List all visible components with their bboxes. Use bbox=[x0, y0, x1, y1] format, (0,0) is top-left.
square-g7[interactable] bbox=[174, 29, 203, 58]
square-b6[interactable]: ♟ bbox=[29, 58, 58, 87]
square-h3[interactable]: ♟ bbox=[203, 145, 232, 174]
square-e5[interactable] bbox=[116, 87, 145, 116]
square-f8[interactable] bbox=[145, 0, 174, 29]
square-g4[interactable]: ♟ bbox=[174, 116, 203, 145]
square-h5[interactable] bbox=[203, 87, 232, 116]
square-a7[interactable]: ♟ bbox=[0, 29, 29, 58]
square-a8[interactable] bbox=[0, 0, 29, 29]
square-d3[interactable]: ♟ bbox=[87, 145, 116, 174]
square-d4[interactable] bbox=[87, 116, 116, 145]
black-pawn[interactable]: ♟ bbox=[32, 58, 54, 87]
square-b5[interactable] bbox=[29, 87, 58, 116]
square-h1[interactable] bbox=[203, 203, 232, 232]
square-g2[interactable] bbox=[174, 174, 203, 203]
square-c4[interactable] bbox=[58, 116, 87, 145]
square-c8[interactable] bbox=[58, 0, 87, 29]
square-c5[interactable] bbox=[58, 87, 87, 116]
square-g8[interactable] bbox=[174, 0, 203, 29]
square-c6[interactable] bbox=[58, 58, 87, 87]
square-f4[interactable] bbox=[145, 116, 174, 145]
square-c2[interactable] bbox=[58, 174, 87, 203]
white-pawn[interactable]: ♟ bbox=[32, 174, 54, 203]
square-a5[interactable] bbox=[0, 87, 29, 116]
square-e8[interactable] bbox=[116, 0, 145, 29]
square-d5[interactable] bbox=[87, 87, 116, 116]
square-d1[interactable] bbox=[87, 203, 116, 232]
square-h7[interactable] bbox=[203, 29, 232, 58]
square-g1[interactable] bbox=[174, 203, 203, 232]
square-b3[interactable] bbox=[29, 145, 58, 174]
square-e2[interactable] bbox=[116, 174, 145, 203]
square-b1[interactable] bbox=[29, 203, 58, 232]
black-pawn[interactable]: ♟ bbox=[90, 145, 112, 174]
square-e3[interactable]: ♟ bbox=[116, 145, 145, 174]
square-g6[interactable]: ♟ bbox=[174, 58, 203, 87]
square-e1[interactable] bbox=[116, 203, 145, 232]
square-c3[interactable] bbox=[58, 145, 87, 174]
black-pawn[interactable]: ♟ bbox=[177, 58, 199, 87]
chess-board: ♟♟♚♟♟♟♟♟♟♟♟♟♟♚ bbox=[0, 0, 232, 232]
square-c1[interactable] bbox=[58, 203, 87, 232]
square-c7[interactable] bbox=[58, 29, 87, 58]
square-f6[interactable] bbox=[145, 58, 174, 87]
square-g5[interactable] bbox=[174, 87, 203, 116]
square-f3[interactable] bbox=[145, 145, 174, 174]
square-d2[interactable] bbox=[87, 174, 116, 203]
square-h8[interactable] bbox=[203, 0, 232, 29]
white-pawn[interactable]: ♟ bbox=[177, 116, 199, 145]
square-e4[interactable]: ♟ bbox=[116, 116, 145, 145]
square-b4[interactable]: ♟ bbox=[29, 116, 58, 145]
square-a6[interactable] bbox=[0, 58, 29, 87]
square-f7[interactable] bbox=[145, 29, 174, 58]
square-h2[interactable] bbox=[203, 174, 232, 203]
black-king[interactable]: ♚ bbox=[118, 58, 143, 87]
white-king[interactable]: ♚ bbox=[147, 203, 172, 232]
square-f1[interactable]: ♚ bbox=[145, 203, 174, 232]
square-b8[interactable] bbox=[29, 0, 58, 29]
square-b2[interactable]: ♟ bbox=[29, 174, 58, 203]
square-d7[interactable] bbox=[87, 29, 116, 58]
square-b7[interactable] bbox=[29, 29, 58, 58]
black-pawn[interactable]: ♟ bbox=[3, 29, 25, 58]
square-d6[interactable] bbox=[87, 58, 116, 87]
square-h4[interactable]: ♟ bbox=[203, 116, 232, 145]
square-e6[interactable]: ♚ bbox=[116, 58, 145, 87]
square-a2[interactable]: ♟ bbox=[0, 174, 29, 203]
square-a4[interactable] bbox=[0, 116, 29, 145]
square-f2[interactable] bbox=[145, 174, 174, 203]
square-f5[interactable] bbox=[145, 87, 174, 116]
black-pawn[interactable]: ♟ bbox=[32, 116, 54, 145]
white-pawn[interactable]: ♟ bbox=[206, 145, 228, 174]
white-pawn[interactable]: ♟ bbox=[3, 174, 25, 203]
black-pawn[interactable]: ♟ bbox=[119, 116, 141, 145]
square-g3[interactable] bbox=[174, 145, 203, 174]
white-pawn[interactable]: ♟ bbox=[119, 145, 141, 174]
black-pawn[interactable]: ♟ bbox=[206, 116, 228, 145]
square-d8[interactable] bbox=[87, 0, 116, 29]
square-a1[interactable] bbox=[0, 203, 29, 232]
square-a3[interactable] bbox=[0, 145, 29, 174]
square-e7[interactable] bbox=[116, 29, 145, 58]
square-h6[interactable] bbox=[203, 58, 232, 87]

Exercise: Copy every line of the data above verbatim, changing no character.

Result of this task:
List all visible components with their bboxes. Use bbox=[x0, y0, x1, y1] format, (0,0) is top-left.
square-g7[interactable] bbox=[174, 29, 203, 58]
square-b6[interactable]: ♟ bbox=[29, 58, 58, 87]
square-h3[interactable]: ♟ bbox=[203, 145, 232, 174]
square-e5[interactable] bbox=[116, 87, 145, 116]
square-f8[interactable] bbox=[145, 0, 174, 29]
square-g4[interactable]: ♟ bbox=[174, 116, 203, 145]
square-h5[interactable] bbox=[203, 87, 232, 116]
square-a7[interactable]: ♟ bbox=[0, 29, 29, 58]
square-a8[interactable] bbox=[0, 0, 29, 29]
square-d3[interactable]: ♟ bbox=[87, 145, 116, 174]
square-d4[interactable] bbox=[87, 116, 116, 145]
black-pawn[interactable]: ♟ bbox=[32, 58, 54, 87]
square-b5[interactable] bbox=[29, 87, 58, 116]
square-h1[interactable] bbox=[203, 203, 232, 232]
square-g2[interactable] bbox=[174, 174, 203, 203]
square-c4[interactable] bbox=[58, 116, 87, 145]
square-c8[interactable] bbox=[58, 0, 87, 29]
square-c5[interactable] bbox=[58, 87, 87, 116]
square-g8[interactable] bbox=[174, 0, 203, 29]
square-c6[interactable] bbox=[58, 58, 87, 87]
square-f4[interactable] bbox=[145, 116, 174, 145]
square-c2[interactable] bbox=[58, 174, 87, 203]
white-pawn[interactable]: ♟ bbox=[32, 174, 54, 203]
square-a5[interactable] bbox=[0, 87, 29, 116]
square-e8[interactable] bbox=[116, 0, 145, 29]
square-d5[interactable] bbox=[87, 87, 116, 116]
square-d1[interactable] bbox=[87, 203, 116, 232]
square-h7[interactable] bbox=[203, 29, 232, 58]
square-g1[interactable] bbox=[174, 203, 203, 232]
square-b3[interactable] bbox=[29, 145, 58, 174]
square-e2[interactable] bbox=[116, 174, 145, 203]
square-b1[interactable] bbox=[29, 203, 58, 232]
black-pawn[interactable]: ♟ bbox=[90, 145, 112, 174]
square-e3[interactable]: ♟ bbox=[116, 145, 145, 174]
square-g6[interactable]: ♟ bbox=[174, 58, 203, 87]
square-e1[interactable] bbox=[116, 203, 145, 232]
square-c3[interactable] bbox=[58, 145, 87, 174]
black-pawn[interactable]: ♟ bbox=[177, 58, 199, 87]
chess-board: ♟♟♚♟♟♟♟♟♟♟♟♟♟♚ bbox=[0, 0, 232, 232]
square-c1[interactable] bbox=[58, 203, 87, 232]
square-c7[interactable] bbox=[58, 29, 87, 58]
square-f6[interactable] bbox=[145, 58, 174, 87]
square-g5[interactable] bbox=[174, 87, 203, 116]
square-f3[interactable] bbox=[145, 145, 174, 174]
square-d2[interactable] bbox=[87, 174, 116, 203]
square-h8[interactable] bbox=[203, 0, 232, 29]
white-pawn[interactable]: ♟ bbox=[177, 116, 199, 145]
square-e4[interactable]: ♟ bbox=[116, 116, 145, 145]
square-b4[interactable]: ♟ bbox=[29, 116, 58, 145]
square-a6[interactable] bbox=[0, 58, 29, 87]
square-f7[interactable] bbox=[145, 29, 174, 58]
square-h2[interactable] bbox=[203, 174, 232, 203]
black-king[interactable]: ♚ bbox=[118, 58, 143, 87]
white-king[interactable]: ♚ bbox=[147, 203, 172, 232]
square-f1[interactable]: ♚ bbox=[145, 203, 174, 232]
square-b8[interactable] bbox=[29, 0, 58, 29]
square-b2[interactable]: ♟ bbox=[29, 174, 58, 203]
square-d7[interactable] bbox=[87, 29, 116, 58]
square-b7[interactable] bbox=[29, 29, 58, 58]
black-pawn[interactable]: ♟ bbox=[3, 29, 25, 58]
square-d6[interactable] bbox=[87, 58, 116, 87]
square-h4[interactable]: ♟ bbox=[203, 116, 232, 145]
square-e6[interactable]: ♚ bbox=[116, 58, 145, 87]
square-a2[interactable]: ♟ bbox=[0, 174, 29, 203]
square-a4[interactable] bbox=[0, 116, 29, 145]
square-f2[interactable] bbox=[145, 174, 174, 203]
square-f5[interactable] bbox=[145, 87, 174, 116]
black-pawn[interactable]: ♟ bbox=[32, 116, 54, 145]
white-pawn[interactable]: ♟ bbox=[206, 145, 228, 174]
white-pawn[interactable]: ♟ bbox=[3, 174, 25, 203]
black-pawn[interactable]: ♟ bbox=[119, 116, 141, 145]
square-g3[interactable] bbox=[174, 145, 203, 174]
white-pawn[interactable]: ♟ bbox=[119, 145, 141, 174]
black-pawn[interactable]: ♟ bbox=[206, 116, 228, 145]
square-d8[interactable] bbox=[87, 0, 116, 29]
square-a1[interactable] bbox=[0, 203, 29, 232]
square-a3[interactable] bbox=[0, 145, 29, 174]
square-e7[interactable] bbox=[116, 29, 145, 58]
square-h6[interactable] bbox=[203, 58, 232, 87]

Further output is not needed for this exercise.